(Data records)
- - - -

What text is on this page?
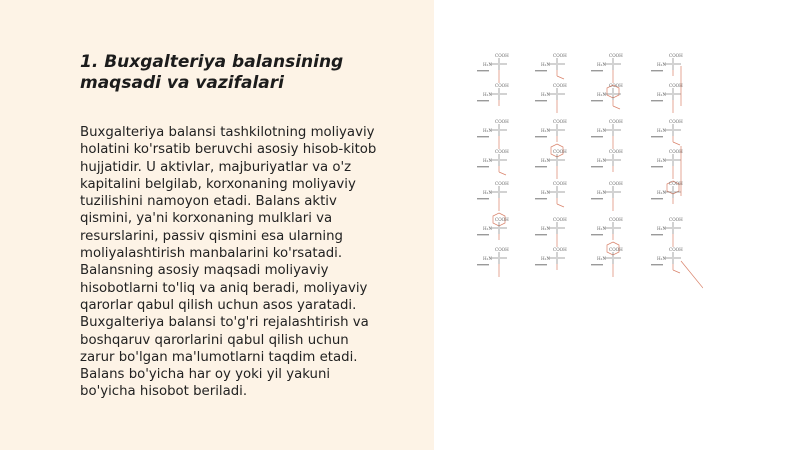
1. Buxgalteriya balansining maqsadi va vazifalari

Buxgalteriya balansi tashkilotning moliyaviy
holatini ko'rsatib beruvchi asosiy hisob-kitob
hujjatidir. U aktivlar, majburiyatlar va o'z
kapitalini belgilab, korxonaning moliyaviy
tuzilishini namoyon etadi. Balans aktiv
qismini, ya'ni korxonaning mulklari va
resurslarini, passiv qismini esa ularning
moliyalashtirish manbalarini ko'rsatadi.
Balansning asosiy maqsadi moliyaviy
hisobotlarni to'liq va aniq beradi, moliyaviy
qarorlar qabul qilish uchun asos yaratadi.
Buxgalteriya balansi to'g'ri rejalashtirish va
boshqaruv qarorlarini qabul qilish uchun
zarur bo'lgan ma'lumotlarni taqdim etadi.
Balans bo'yicha har oy yoki yil yakuni
bo'yicha hisobot beriladi.

COOH
H₂N
COOH
H₂N
COOH
H₂N
COOH
H₂N
COOH
H₂N
COOH
H₂N
COOH
H₂N
COOH
H₂N
COOH
H₂N
COOH
H₂N
COOH
H₂N
COOH
H₂N
COOH
H₂N
COOH
H₂N
COOH
H₂N
COOH
H₂N
COOH
H₂N
COOH
H₂N
COOH
H₂N
COOH
H₂N
COOH
H₂N
COOH
H₂N
COOH
H₂N
COOH
H₂N
COOH
H₂N
COOH
H₂N
COOH
H₂N
COOH
H₂N
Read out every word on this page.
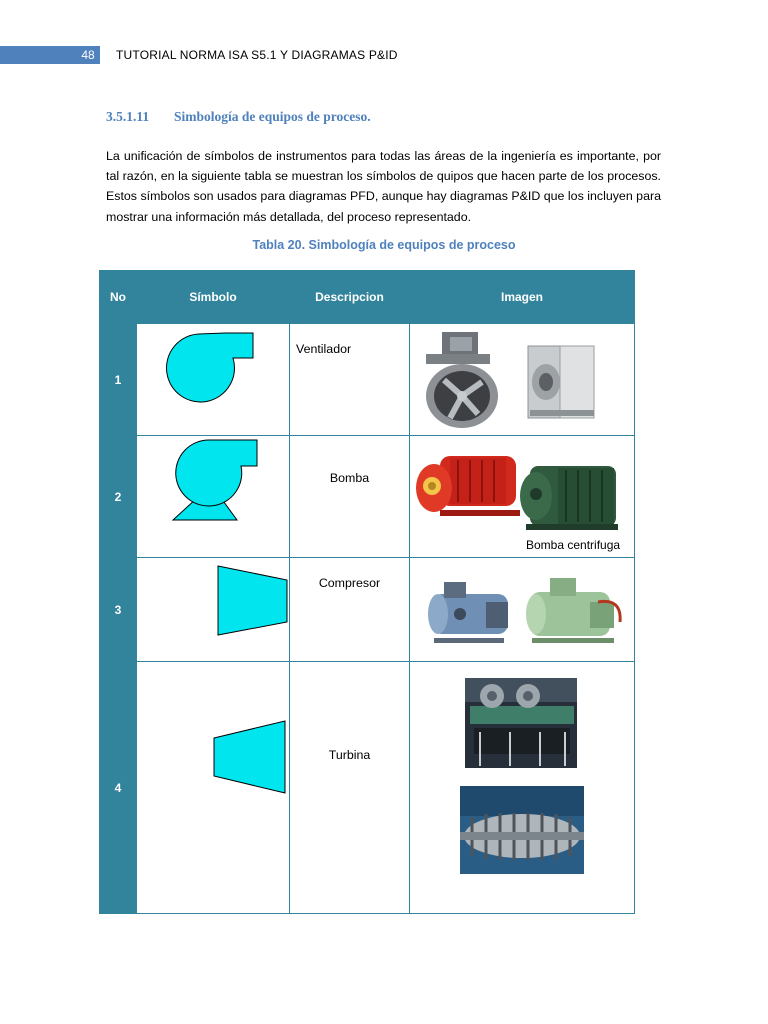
48	TUTORIAL NORMA ISA S5.1 Y DIAGRAMAS P&ID
3.5.1.11 Simbología de equipos de proceso.
La unificación de símbolos de instrumentos para todas las áreas de la ingeniería es importante, por tal razón, en la siguiente tabla se muestran los símbolos de quipos que hacen parte de los procesos. Estos símbolos son usados para diagramas PFD, aunque hay diagramas P&ID que los incluyen para mostrar una información más detallada, del proceso representado.
Tabla 20. Simbología de equipos de proceso
No	Símbolo	Descripcion	Imagen
1		Ventilador

2		Bomba	Bomba centrifuga

3		Compresor

4		Turbina
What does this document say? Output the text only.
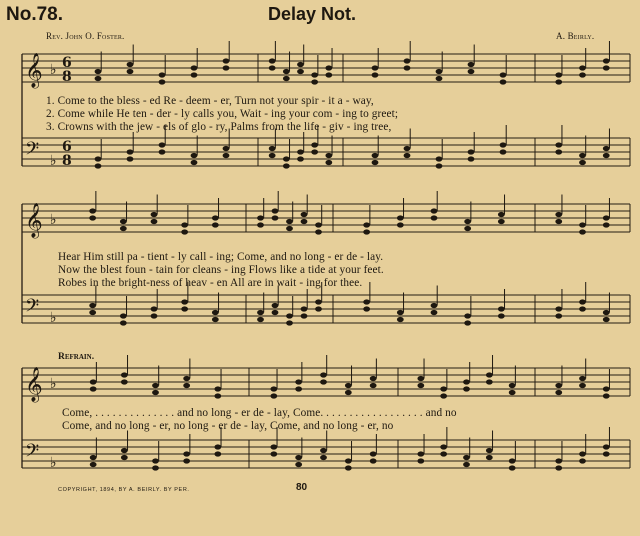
No.78.	Delay Not.
Rev. John O. Foster.	A. Beirly.
𝄞 ♭ 6
8
𝄢 ♭
6
8
𝄞 ♭
𝄢 ♭
𝄞 ♭
𝄢 ♭
1. Come to the bless - ed Re - deem - er, Turn not your spir - it a - way,
2. Come while He ten - der - ly calls you, Wait - ing your com - ing to greet;
3. Crowns with the jew - els of glo - ry, Palms from the life - giv - ing tree,
Hear Him still pa - tient - ly call - ing; Come, and no long - er de - lay.
Now the blest foun - tain for cleans - ing Flows like a tide at your feet.
Robes in the bright-ness of heav - en All are in wait - ing for thee.
Refrain.
Come, . . . . . . . . . . . . . . and no long - er de - lay, Come. . . . . . . . . . . . . . . . . . and no
Come, and no long - er, no long - er de - lay, Come, and no long - er, no
COPYRIGHT, 1894, BY A. BEIRLY. BY PER.	80
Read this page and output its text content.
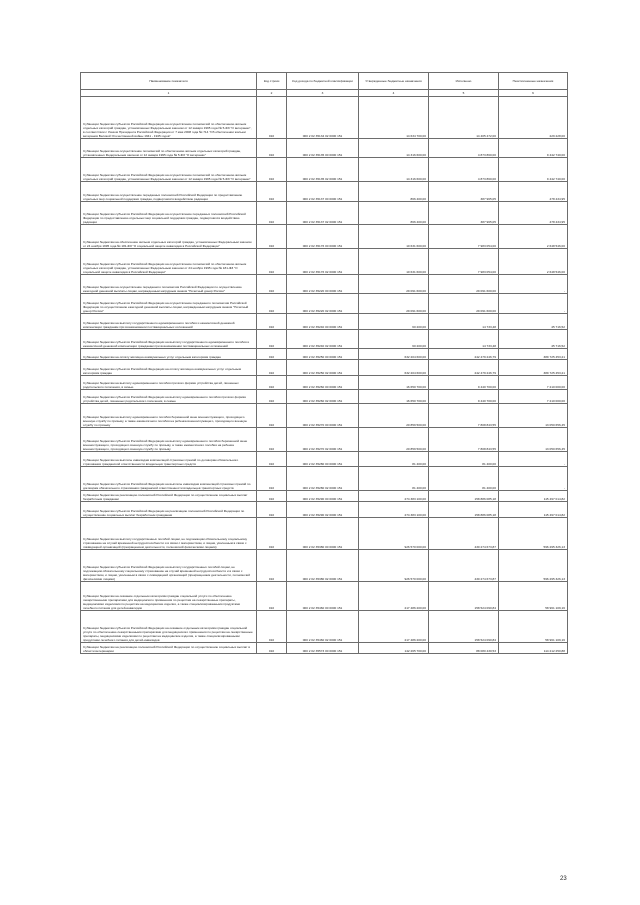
Наименование показателя	Код строки	Код дохода по бюджетной классификации	Утвержденные бюджетные назначения	Исполнено	Неисполненные назначения
1	2	3	4	5	6
Субвенции бюджетам субъектов Российской Федерации на осуществление полномочий по обеспечению жильем отдельных категорий граждан, установленных Федеральным законом от 12 января 1995 года № 5-ФЗ "О ветеранах", в соответствии с Указом Президента Российской Федерации от 7 мая 2008 года № 714 "Об обеспечении жильем ветеранов Великой Отечественной войны 1941 - 1945 годов"	010	000 2 02 35134 02 0000 151	14 634 700,00	14 405 472,00	229 228,00
Субвенции бюджетам на осуществление полномочий по обеспечению жильем отдельных категорий граждан, установленных Федеральным законом от 12 января 1995 года № 5-ФЗ "О ветеранах"	010	000 2 02 35135 00 0000 151	14 316 600,00	4 873 860,00	9 442 740,00
Субвенции бюджетам субъектов Российской Федерации на осуществление полномочий по обеспечению жильем отдельных категорий граждан, установленных Федеральным законом от 12 января 1995 года № 5-ФЗ "О ветеранах"	010	000 2 02 35135 02 0000 151	14 316 600,00	4 873 860,00	9 442 740,00
Субвенции бюджетам на осуществление переданных полномочий Российской Федерации по предоставлению отдельных мер социальной поддержки граждан, подвергшихся воздействию радиации	010	000 2 02 35137 00 0000 151	866 400,00	387 965,05	478 434,95
Субвенции бюджетам субъектов Российской Федерации на осуществление переданных полномочий Российской Федерации по предоставлению отдельных мер социальной поддержки граждан, подвергшихся воздействию радиации	010	000 2 02 35137 02 0000 151	866 400,00	387 965,05	478 434,95
Субвенции бюджетам на обеспечение жильем отдельных категорий граждан, установленных Федеральным законом от 24 ноября 1995 года № 181-ФЗ "О социальной защите инвалидов в Российской Федерации"	010	000 2 02 35176 00 0000 151	10 631 600,00	7 983 054,00	2 648 546,00
Субвенции бюджетам субъектов Российской Федерации на осуществление полномочий по обеспечению жильем отдельных категорий граждан, установленных Федеральным законом от 24 ноября 1995 года № 181-ФЗ "О социальной защите инвалидов в Российской Федерации"	010	000 2 02 35176 02 0000 151	10 631 600,00	7 983 054,00	2 648 546,00
Субвенции бюджетам на осуществление переданного полномочия Российской Федерации по осуществлению ежегодной денежной выплаты лицам, награжденным нагрудным знаком "Почетный донор России"	010	000 2 02 35220 00 0000 151	29 091 600,00	29 091 600,00	-
Субвенции бюджетам субъектов Российской Федерации на осуществление переданного полномочия Российской Федерации по осуществлению ежегодной денежной выплаты лицам, награжденным нагрудным знаком "Почетный донор России"	010	000 2 02 35220 02 0000 151	29 091 600,00	29 091 600,00	-
Субвенции бюджетам на выплату государственного единовременного пособия и ежемесячной денежной компенсации гражданам при возникновении поствакцинальных осложнений	010	000 2 02 35240 00 0000 151	60 200,00	14 733,48	45 716,52
Субвенции бюджетам субъектов Российской Федерации на выплату государственного единовременного пособия и ежемесячной денежной компенсации гражданам при возникновении поствакцинальных осложнений	010	000 2 02 35240 02 0000 151	60 200,00	14 733,48	45 716,52
Субвенции бюджетам на оплату жилищно-коммунальных услуг отдельным категориям граждан	010	000 2 02 35250 00 0000 151	632 204 600,00	242 479 246,79	389 725 453,21
Субвенции бюджетам субъектов Российской Федерации на оплату жилищно-коммунальных услуг отдельным категориям граждан	010	000 2 02 35250 02 0000 151	632 204 600,00	242 479 246,79	389 725 453,21
Субвенции бюджетам на выплату единовременного пособия при всех формах устройства детей, лишенных родительского попечения, в семью	010	000 2 02 35260 00 0000 151	16 650 700,00	9 440 700,00	7 210 000,00
Субвенции бюджетам субъектов Российской Федерации на выплату единовременного пособия при всех формах устройства детей, лишенных родительского попечения, в семью	010	000 2 02 35260 02 0000 151	16 650 700,00	9 440 700,00	7 210 000,00
Субвенции бюджетам на выплату единовременного пособия беременной жене военнослужащего, проходящего военную службу по призыву, а также ежемесячного пособия на ребенка военнослужащего, проходящего военную службу по призыву	010	000 2 02 35270 00 0000 151	20 859 500,00	7 808 843,55	13 050 656,45
Субвенции бюджетам субъектов Российской Федерации на выплату единовременного пособия беременной жене военнослужащего, проходящего военную службу по призыву, а также ежемесячного пособия на ребенка военнослужащего, проходящего военную службу по призыву	010	000 2 02 35270 02 0000 151	20 859 500,00	7 808 843,55	13 050 656,45
Субвенции бюджетам на выплаты инвалидам компенсаций страховых премий по договорам обязательного страхования гражданской ответственности владельцев транспортных средств	010	000 2 02 35280 00 0000 151	81 400,00	81 400,00	-
Субвенции бюджетам субъектов Российской Федерации на выплаты инвалидам компенсаций страховых премий по договорам обязательного страхования гражданской ответственности владельцев транспортных средств	010	000 2 02 35280 02 0000 151	81 400,00	81 400,00	-
Субвенции бюджетам на реализацию полномочий Российской Федерации по осуществлению социальных выплат безработным гражданам	010	000 2 02 35290 00 0000 151	274 383 100,00	158 886 085,18	115 497 014,82
Субвенции бюджетам субъектов Российской Федерации на реализацию полномочий Российской Федерации по осуществлению социальных выплат безработным гражданам	010	000 2 02 35290 02 0000 151	274 383 100,00	158 886 085,18	115 497 014,82
Субвенции бюджетам на выплату государственных пособий лицам, не подлежащим обязательному социальному страхованию на случай временной нетрудоспособности и в связи с материнством, и лицам, уволенным в связи с ликвидацией организаций (прекращением деятельности, полномочий физическими лицами)	010	000 2 02 35380 00 0000 151	926 570 000,00	430 274 673,87	596 295 326,13
Субвенции бюджетам субъектов Российской Федерации на выплату государственных пособий лицам, не подлежащим обязательному социальному страхованию на случай временной нетрудоспособности и в связи с материнством, и лицам, уволенным в связи с ликвидацией организаций (прекращением деятельности, полномочий физическими лицами)	010	000 2 02 35380 02 0000 151	926 570 000,00	430 274 673,87	596 295 326,13
Субвенции бюджетам на оказание отдельным категориям граждан социальной услуги по обеспечению лекарственными препаратами для медицинского применения по рецептам на лекарственные препараты, медицинскими изделиями по рецептам на медицинские изделия, а также специализированными продуктами лечебного питания для детей-инвалидов	010	000 2 02 35460 00 0000 151	217 486 200,00	158 524 090,84	58 961 109,16
Субвенции бюджетам субъектов Российской Федерации на оказание отдельным категориям граждан социальной услуги по обеспечению лекарственными препаратами для медицинского применения по рецептам на лекарственные препараты, медицинскими изделиями по рецептам на медицинские изделия, а также специализированными продуктами лечебного питания для детей-инвалидов	010	000 2 02 35460 02 0000 151	217 486 200,00	158 524 090,84	58 961 109,16
Субвенции бюджетам на реализацию полномочий Российской Федерации по осуществлению социальных выплат в области ветеринарии	010	000 2 02 35573 00 0000 151	142 265 700,00	88 080 430,53	114 212 250,88
23
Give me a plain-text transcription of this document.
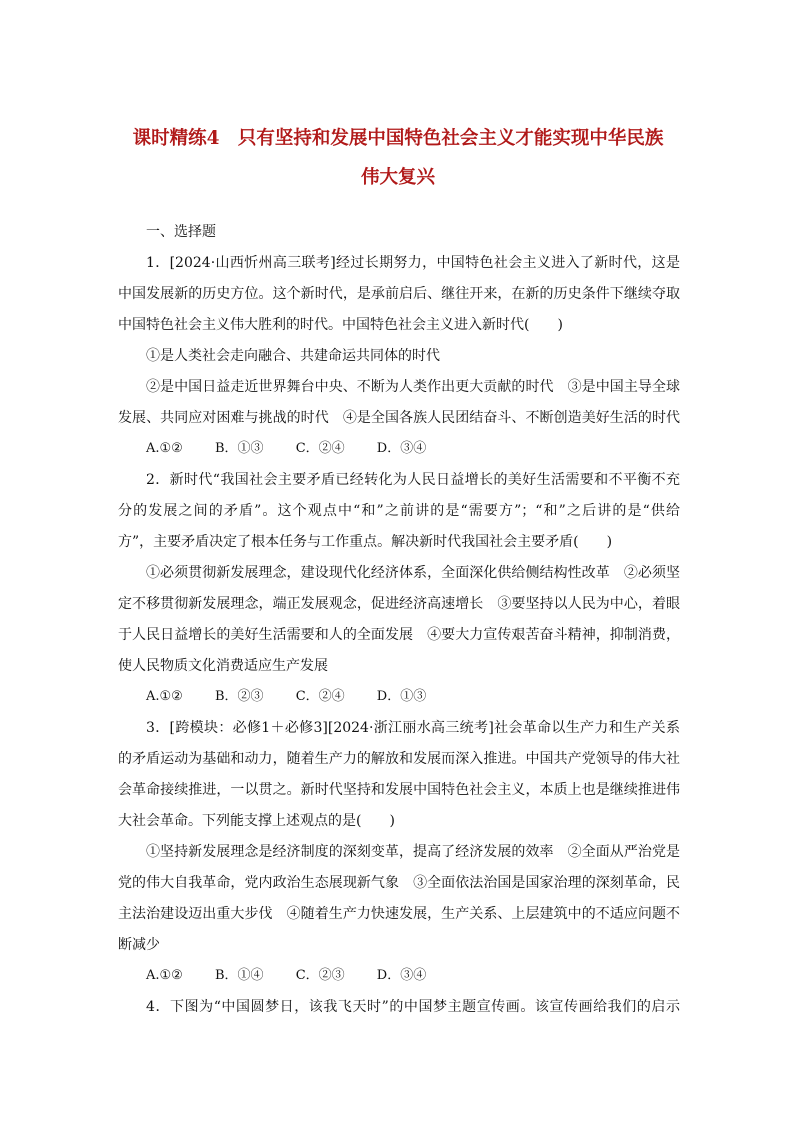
课时精练4　只有坚持和发展中国特色社会主义才能实现中华民族
伟大复兴
一、选择题
1．[2024·山西忻州高三联考]经过长期努力，中国特色社会主义进入了新时代，这是
中国发展新的历史方位。这个新时代，是承前启后、继往开来，在新的历史条件下继续夺取
中国特色社会主义伟大胜利的时代。中国特色社会主义进入新时代(　　)
①是人类社会走向融合、共建命运共同体的时代
②是中国日益走近世界舞台中央、不断为人类作出更大贡献的时代　③是中国主导全球
发展、共同应对困难与挑战的时代　④是全国各族人民团结奋斗、不断创造美好生活的时代
A.①② B．①③ C．②④ D．③④
2．新时代“我国社会主要矛盾已经转化为人民日益增长的美好生活需要和不平衡不充
分的发展之间的矛盾”。这个观点中“和”之前讲的是“需要方”；“和”之后讲的是“供给
方”，主要矛盾决定了根本任务与工作重点。解决新时代我国社会主要矛盾(　　)
①必须贯彻新发展理念，建设现代化经济体系，全面深化供给侧结构性改革　②必须坚
定不移贯彻新发展理念，端正发展观念，促进经济高速增长　③要坚持以人民为中心，着眼
于人民日益增长的美好生活需要和人的全面发展　④要大力宣传艰苦奋斗精神，抑制消费，
使人民物质文化消费适应生产发展
A.①② B．②③ C．②④ D．①③
3．[跨模块：必修1＋必修3][2024·浙江丽水高三统考]社会革命以生产力和生产关系
的矛盾运动为基础和动力，随着生产力的解放和发展而深入推进。中国共产党领导的伟大社
会革命接续推进，一以贯之。新时代坚持和发展中国特色社会主义，本质上也是继续推进伟
大社会革命。下列能支撑上述观点的是(　　)
①坚持新发展理念是经济制度的深刻变革，提高了经济发展的效率　②全面从严治党是
党的伟大自我革命，党内政治生态展现新气象　③全面依法治国是国家治理的深刻革命，民
主法治建设迈出重大步伐　④随着生产力快速发展，生产关系、上层建筑中的不适应问题不
断减少
A.①② B．①④ C．②③ D．③④
4．下图为“中国圆梦日，该我飞天时”的中国梦主题宣传画。该宣传画给我们的启示
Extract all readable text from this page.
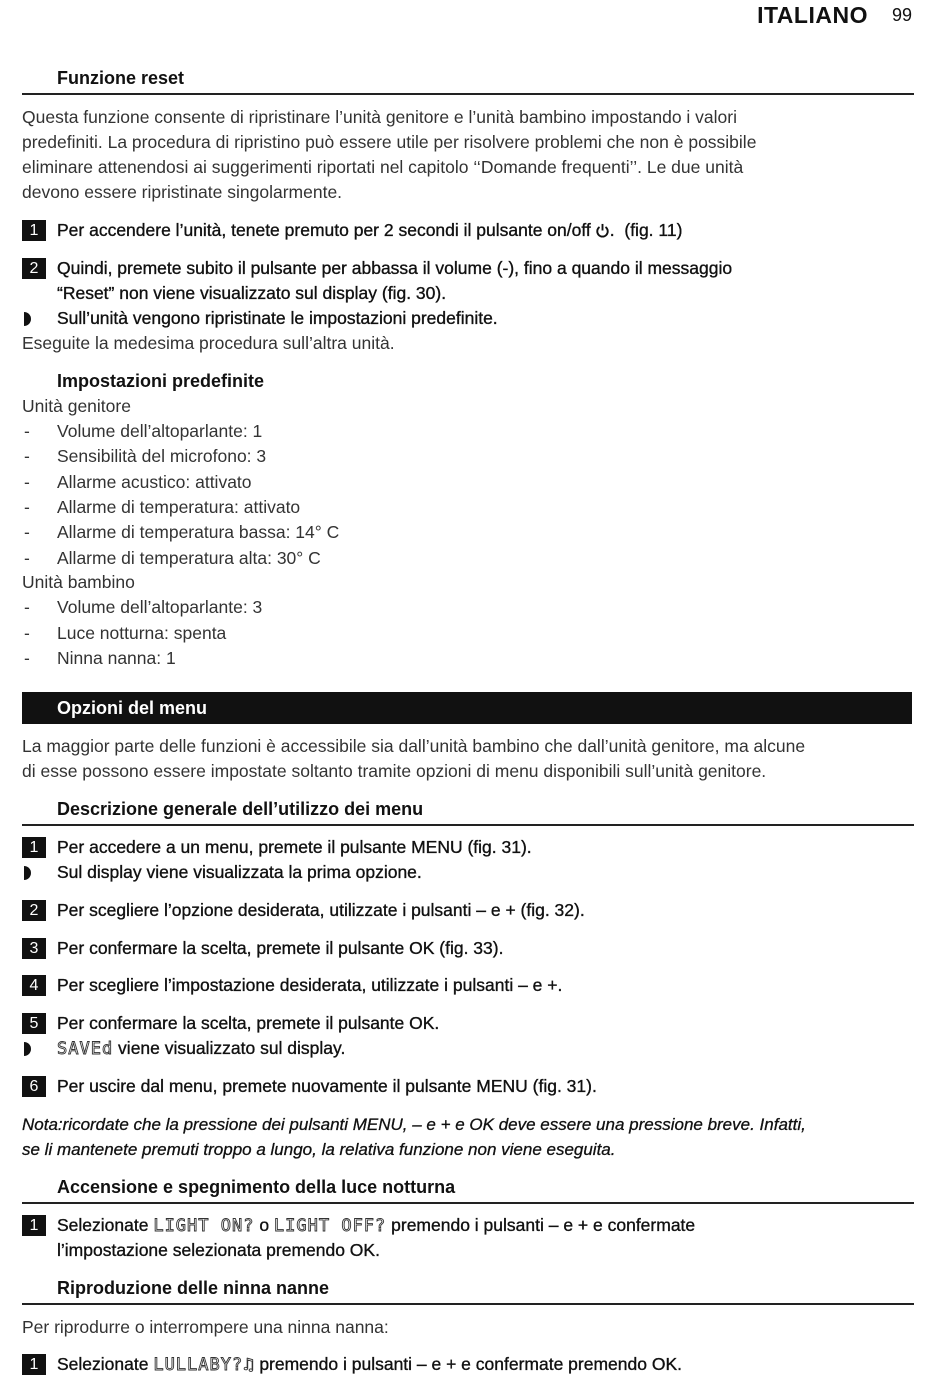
ITALIANO 99
Funzione reset
Questa funzione consente di ripristinare l’unità genitore e l’unità bambino impostando i valori
predefiniti. La procedura di ripristino può essere utile per risolvere problemi che non è possibile
eliminare attenendosi ai suggerimenti riportati nel capitolo ‘‘Domande frequenti’’. Le due unità
devono essere ripristinate singolarmente.
1	Per accendere l’unità, tenete premuto per 2 secondi il pulsante on/off .  (fig. 11)
2	Quindi, premete subito il pulsante per abbassa il volume (-), fino a quando il messaggio
“Reset” non viene visualizzato sul display (fig. 30).
Sull’unità vengono ripristinate le impostazioni predefinite.
Eseguite la medesima procedura sull’altra unità.
Impostazioni predefinite
Unità genitore
- Volume dell’altoparlante: 1
- Sensibilità del microfono: 3
- Allarme acustico: attivato
- Allarme di temperatura: attivato
- Allarme di temperatura bassa: 14° C
- Allarme di temperatura alta: 30° C
Unità bambino
- Volume dell’altoparlante: 3
- Luce notturna: spenta
- Ninna nanna: 1
Opzioni del menu
La maggior parte delle funzioni è accessibile sia dall’unità bambino che dall’unità genitore, ma alcune
di esse possono essere impostate soltanto tramite opzioni di menu disponibili sull’unità genitore.
Descrizione generale dell’utilizzo dei menu
1	Per accedere a un menu, premete il pulsante MENU (fig. 31).
Sul display viene visualizzata la prima opzione.
2	Per scegliere l’opzione desiderata, utilizzate i pulsanti – e + (fig. 32).
3	Per confermare la scelta, premete il pulsante OK (fig. 33).
4	Per scegliere l’impostazione desiderata, utilizzate i pulsanti – e +.
5	Per confermare la scelta, premete il pulsante OK.
SAVEd viene visualizzato sul display.
6	Per uscire dal menu, premete nuovamente il pulsante MENU (fig. 31).
Nota:ricordate che la pressione dei pulsanti MENU, – e + e OK deve essere una pressione breve. Infatti,
se li mantenete premuti troppo a lungo, la relativa funzione non viene eseguita.
Accensione e spegnimento della luce notturna
1	Selezionate LIGHT ON? o LIGHT OFF? premendo i pulsanti – e + e confermate
l’impostazione selezionata premendo OK.
Riproduzione delle ninna nanne
Per riprodurre o interrompere una ninna nanna:
1	Selezionate LULLABY?♫ premendo i pulsanti – e + e confermate premendo OK.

- - - -

Required task → From the records given above, copy all lines containing "procedura".

Reply to the task →
predefiniti. La procedura di ripristino può essere utile per risolvere problemi che non è possibile
Eseguite la medesima procedura sull’altra unità.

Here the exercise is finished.